# [The data]
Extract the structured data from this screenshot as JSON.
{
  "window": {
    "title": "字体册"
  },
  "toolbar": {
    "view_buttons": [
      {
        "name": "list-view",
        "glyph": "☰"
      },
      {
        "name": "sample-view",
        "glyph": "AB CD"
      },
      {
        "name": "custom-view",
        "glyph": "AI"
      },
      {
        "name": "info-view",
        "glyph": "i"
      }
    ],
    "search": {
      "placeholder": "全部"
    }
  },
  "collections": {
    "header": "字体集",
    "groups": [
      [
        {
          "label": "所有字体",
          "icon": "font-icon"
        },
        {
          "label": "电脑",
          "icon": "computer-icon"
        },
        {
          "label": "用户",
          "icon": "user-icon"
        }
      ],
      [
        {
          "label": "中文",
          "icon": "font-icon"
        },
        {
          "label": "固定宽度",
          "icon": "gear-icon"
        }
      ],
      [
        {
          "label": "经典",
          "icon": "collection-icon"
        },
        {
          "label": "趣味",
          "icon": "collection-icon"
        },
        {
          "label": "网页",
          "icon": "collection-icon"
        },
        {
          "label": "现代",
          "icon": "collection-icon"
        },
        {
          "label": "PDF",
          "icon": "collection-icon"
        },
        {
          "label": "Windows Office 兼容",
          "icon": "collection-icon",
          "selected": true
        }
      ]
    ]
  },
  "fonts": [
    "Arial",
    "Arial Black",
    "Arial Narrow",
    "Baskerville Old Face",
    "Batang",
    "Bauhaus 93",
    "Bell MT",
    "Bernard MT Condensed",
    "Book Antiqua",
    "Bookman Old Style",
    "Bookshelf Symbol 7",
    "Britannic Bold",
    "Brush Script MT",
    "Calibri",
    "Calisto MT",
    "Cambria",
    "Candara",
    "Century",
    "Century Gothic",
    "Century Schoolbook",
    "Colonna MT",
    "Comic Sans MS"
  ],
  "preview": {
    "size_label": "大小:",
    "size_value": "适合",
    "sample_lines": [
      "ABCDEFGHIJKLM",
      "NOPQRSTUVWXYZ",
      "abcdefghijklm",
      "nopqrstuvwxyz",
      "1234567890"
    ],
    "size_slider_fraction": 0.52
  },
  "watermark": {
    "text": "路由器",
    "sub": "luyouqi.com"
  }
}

# [Task instructions]
State how many lines of the material contain the string "name", with no other words.

# [Final result]
4